• YOUR INSTRUCTIONS: Any pictures in the records below should be skipped; write out everything else exactly.

• DATA IN THIS EXERCISE:
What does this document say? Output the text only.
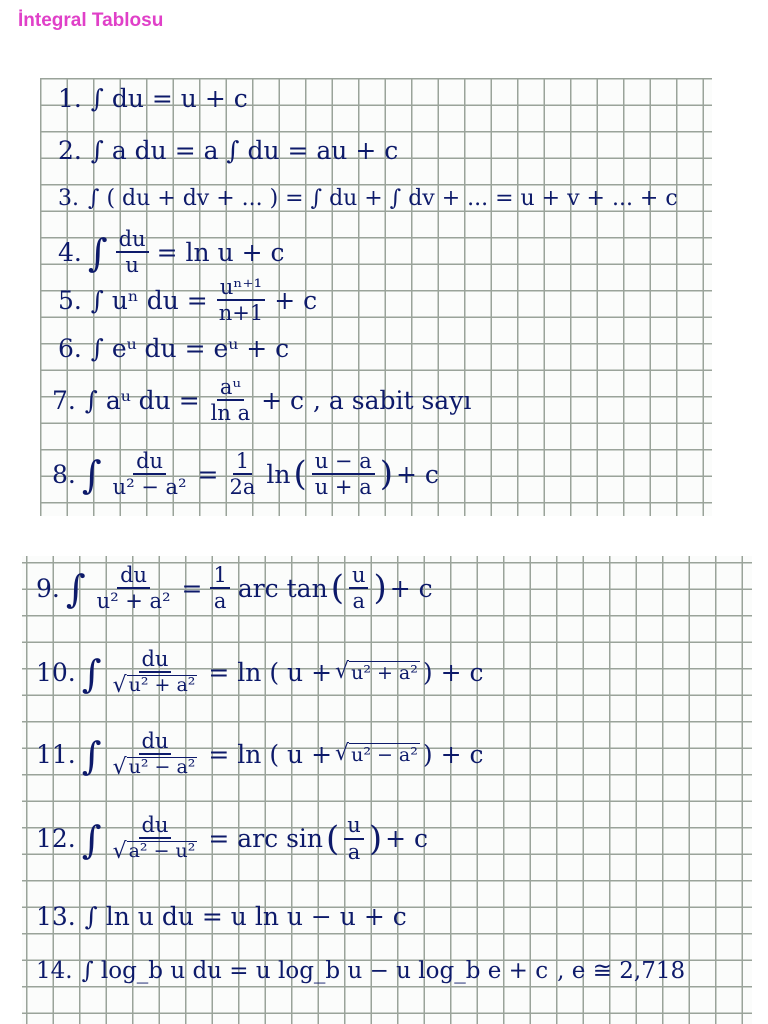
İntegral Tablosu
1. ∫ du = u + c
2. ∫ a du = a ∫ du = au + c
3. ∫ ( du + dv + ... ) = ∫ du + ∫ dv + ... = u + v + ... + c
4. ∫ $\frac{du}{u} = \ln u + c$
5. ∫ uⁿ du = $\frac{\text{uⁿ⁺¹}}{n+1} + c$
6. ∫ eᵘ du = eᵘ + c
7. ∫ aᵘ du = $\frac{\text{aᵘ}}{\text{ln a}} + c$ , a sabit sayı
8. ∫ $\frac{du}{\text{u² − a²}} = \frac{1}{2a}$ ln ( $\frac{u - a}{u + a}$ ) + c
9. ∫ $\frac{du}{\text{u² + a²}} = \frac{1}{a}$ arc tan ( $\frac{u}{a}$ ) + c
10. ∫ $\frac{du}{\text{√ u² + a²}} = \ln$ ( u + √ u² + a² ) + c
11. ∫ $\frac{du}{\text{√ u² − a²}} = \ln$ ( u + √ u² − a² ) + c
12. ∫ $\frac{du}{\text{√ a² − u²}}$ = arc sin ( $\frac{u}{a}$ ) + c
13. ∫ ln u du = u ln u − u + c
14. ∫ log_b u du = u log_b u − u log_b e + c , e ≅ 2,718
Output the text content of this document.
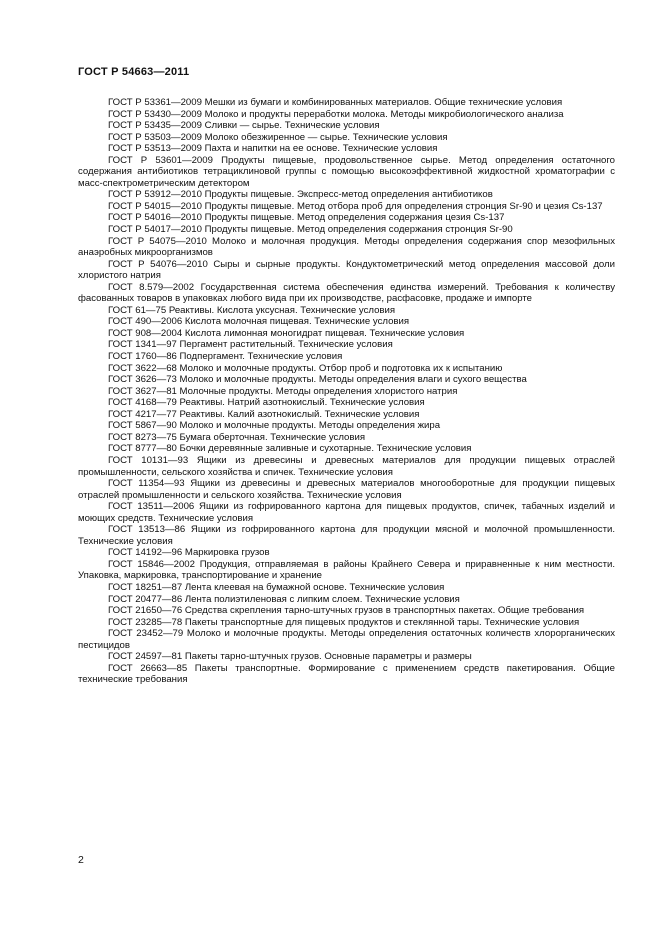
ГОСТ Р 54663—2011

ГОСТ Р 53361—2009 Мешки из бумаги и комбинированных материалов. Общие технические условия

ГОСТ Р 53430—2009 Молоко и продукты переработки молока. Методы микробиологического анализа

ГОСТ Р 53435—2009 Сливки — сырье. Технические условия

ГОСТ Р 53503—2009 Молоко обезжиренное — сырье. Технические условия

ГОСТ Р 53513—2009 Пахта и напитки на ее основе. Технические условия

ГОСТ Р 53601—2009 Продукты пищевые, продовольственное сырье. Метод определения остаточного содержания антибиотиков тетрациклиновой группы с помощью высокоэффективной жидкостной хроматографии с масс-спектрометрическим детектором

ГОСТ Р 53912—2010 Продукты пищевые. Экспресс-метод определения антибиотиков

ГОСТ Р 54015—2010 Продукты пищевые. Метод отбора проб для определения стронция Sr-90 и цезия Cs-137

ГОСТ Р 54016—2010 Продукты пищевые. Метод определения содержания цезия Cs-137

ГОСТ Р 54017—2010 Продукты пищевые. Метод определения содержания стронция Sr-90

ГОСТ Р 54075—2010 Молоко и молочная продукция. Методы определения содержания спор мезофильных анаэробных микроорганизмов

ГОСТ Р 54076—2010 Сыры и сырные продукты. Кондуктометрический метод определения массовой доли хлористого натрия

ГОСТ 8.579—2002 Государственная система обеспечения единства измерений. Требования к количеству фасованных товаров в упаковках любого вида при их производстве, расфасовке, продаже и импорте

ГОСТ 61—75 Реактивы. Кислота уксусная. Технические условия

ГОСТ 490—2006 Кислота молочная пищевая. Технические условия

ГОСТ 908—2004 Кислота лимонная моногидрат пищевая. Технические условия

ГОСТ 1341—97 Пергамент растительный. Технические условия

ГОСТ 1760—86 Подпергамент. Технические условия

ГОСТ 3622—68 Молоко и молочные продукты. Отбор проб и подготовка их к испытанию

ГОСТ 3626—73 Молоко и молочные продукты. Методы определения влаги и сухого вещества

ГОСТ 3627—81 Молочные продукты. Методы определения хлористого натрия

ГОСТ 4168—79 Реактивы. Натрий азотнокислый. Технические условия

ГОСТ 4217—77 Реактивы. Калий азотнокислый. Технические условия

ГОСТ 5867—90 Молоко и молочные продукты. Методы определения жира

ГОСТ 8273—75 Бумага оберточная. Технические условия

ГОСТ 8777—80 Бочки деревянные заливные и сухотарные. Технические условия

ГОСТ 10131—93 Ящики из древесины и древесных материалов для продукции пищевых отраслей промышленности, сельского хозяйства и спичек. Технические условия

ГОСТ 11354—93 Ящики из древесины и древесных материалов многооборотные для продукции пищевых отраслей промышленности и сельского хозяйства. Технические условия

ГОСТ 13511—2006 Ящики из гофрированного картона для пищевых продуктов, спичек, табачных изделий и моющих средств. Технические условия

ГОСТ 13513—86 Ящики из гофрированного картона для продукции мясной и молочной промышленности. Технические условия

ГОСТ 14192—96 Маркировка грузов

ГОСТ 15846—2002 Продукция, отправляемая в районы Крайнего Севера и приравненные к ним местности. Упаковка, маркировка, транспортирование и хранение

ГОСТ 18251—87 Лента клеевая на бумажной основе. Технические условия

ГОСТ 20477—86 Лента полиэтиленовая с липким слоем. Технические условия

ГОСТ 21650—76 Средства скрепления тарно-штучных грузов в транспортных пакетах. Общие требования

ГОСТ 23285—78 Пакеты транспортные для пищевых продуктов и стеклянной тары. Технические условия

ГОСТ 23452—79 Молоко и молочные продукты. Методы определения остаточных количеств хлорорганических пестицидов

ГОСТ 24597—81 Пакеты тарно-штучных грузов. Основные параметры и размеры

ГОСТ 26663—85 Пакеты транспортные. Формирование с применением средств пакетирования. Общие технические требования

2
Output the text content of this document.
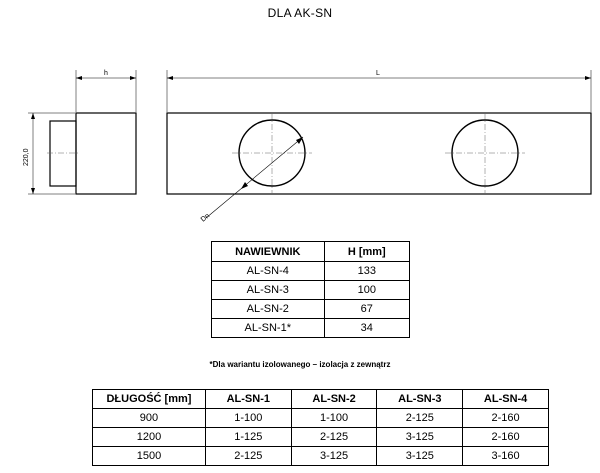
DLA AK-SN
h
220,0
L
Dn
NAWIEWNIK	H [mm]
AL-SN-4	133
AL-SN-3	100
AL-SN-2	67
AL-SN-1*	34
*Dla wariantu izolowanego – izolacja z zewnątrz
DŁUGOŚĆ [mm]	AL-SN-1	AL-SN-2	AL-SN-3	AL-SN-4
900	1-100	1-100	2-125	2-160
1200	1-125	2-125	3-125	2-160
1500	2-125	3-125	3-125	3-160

• ANSWER BELOW:
What does this document say? Output the text only.
İntegral Tablosu
1. ∫ du = u + c
2. ∫ a du = a ∫ du = au + c
3. ∫ ( du + dv + ... ) = ∫ du + ∫ dv + ... = u + v + ... + c
4. ∫ $\frac{du}{u} = \ln u + c$
5. ∫ uⁿ du = $\frac{\text{uⁿ⁺¹}}{n+1} + c$
6. ∫ eᵘ du = eᵘ + c
7. ∫ aᵘ du = $\frac{\text{aᵘ}}{\text{ln a}} + c$ , a sabit sayı
8. ∫ $\frac{du}{\text{u² − a²}} = \frac{1}{2a}$ ln ( $\frac{u - a}{u + a}$ ) + c
9. ∫ $\frac{du}{\text{u² + a²}} = \frac{1}{a}$ arc tan ( $\frac{u}{a}$ ) + c
10. ∫ $\frac{du}{\text{√ u² + a²}} = \ln$ ( u + √ u² + a² ) + c
11. ∫ $\frac{du}{\text{√ u² − a²}} = \ln$ ( u + √ u² − a² ) + c
12. ∫ $\frac{du}{\text{√ a² − u²}}$ = arc sin ( $\frac{u}{a}$ ) + c
13. ∫ ln u du = u ln u − u + c
14. ∫ log_b u du = u log_b u − u log_b e + c , e ≅ 2,718
Output the text content of this document.
ГОСТ Р 54663—2011

ГОСТ Р 53361—2009 Мешки из бумаги и комбинированных материалов. Общие технические условия

ГОСТ Р 53430—2009 Молоко и продукты переработки молока. Методы микробиологического анализа

ГОСТ Р 53435—2009 Сливки — сырье. Технические условия

ГОСТ Р 53503—2009 Молоко обезжиренное — сырье. Технические условия

ГОСТ Р 53513—2009 Пахта и напитки на ее основе. Технические условия

ГОСТ Р 53601—2009 Продукты пищевые, продовольственное сырье. Метод определения остаточного содержания антибиотиков тетрациклиновой группы с помощью высокоэффективной жидкостной хроматографии с масс-спектрометрическим детектором

ГОСТ Р 53912—2010 Продукты пищевые. Экспресс-метод определения антибиотиков

ГОСТ Р 54015—2010 Продукты пищевые. Метод отбора проб для определения стронция Sr-90 и цезия Cs-137

ГОСТ Р 54016—2010 Продукты пищевые. Метод определения содержания цезия Cs-137

ГОСТ Р 54017—2010 Продукты пищевые. Метод определения содержания стронция Sr-90

ГОСТ Р 54075—2010 Молоко и молочная продукция. Методы определения содержания спор мезофильных анаэробных микроорганизмов

ГОСТ Р 54076—2010 Сыры и сырные продукты. Кондуктометрический метод определения массовой доли хлористого натрия

ГОСТ 8.579—2002 Государственная система обеспечения единства измерений. Требования к количеству фасованных товаров в упаковках любого вида при их производстве, расфасовке, продаже и импорте

ГОСТ 61—75 Реактивы. Кислота уксусная. Технические условия

ГОСТ 490—2006 Кислота молочная пищевая. Технические условия

ГОСТ 908—2004 Кислота лимонная моногидрат пищевая. Технические условия

ГОСТ 1341—97 Пергамент растительный. Технические условия

ГОСТ 1760—86 Подпергамент. Технические условия

ГОСТ 3622—68 Молоко и молочные продукты. Отбор проб и подготовка их к испытанию

ГОСТ 3626—73 Молоко и молочные продукты. Методы определения влаги и сухого вещества

ГОСТ 3627—81 Молочные продукты. Методы определения хлористого натрия

ГОСТ 4168—79 Реактивы. Натрий азотнокислый. Технические условия

ГОСТ 4217—77 Реактивы. Калий азотнокислый. Технические условия

ГОСТ 5867—90 Молоко и молочные продукты. Методы определения жира

ГОСТ 8273—75 Бумага оберточная. Технические условия

ГОСТ 8777—80 Бочки деревянные заливные и сухотарные. Технические условия

ГОСТ 10131—93 Ящики из древесины и древесных материалов для продукции пищевых отраслей промышленности, сельского хозяйства и спичек. Технические условия

ГОСТ 11354—93 Ящики из древесины и древесных материалов многооборотные для продукции пищевых отраслей промышленности и сельского хозяйства. Технические условия

ГОСТ 13511—2006 Ящики из гофрированного картона для пищевых продуктов, спичек, табачных изделий и моющих средств. Технические условия

ГОСТ 13513—86 Ящики из гофрированного картона для продукции мясной и молочной промышленности. Технические условия

ГОСТ 14192—96 Маркировка грузов

ГОСТ 15846—2002 Продукция, отправляемая в районы Крайнего Севера и приравненные к ним местности. Упаковка, маркировка, транспортирование и хранение

ГОСТ 18251—87 Лента клеевая на бумажной основе. Технические условия

ГОСТ 20477—86 Лента полиэтиленовая с липким слоем. Технические условия

ГОСТ 21650—76 Средства скрепления тарно-штучных грузов в транспортных пакетах. Общие требования

ГОСТ 23285—78 Пакеты транспортные для пищевых продуктов и стеклянной тары. Технические условия

ГОСТ 23452—79 Молоко и молочные продукты. Методы определения остаточных количеств хлорорганических пестицидов

ГОСТ 24597—81 Пакеты тарно-штучных грузов. Основные параметры и размеры

ГОСТ 26663—85 Пакеты транспортные. Формирование с применением средств пакетирования. Общие технические требования

2
Output the text content of this document.
DLA AK-SN
h
220,0
L
Dn
NAWIEWNIK	H [mm]
AL-SN-4	133
AL-SN-3	100
AL-SN-2	67
AL-SN-1*	34
*Dla wariantu izolowanego – izolacja z zewnątrz
DŁUGOŚĆ [mm]	AL-SN-1	AL-SN-2	AL-SN-3	AL-SN-4
900	1-100	1-100	2-125	2-160
1200	1-125	2-125	3-125	2-160
1500	2-125	3-125	3-125	3-160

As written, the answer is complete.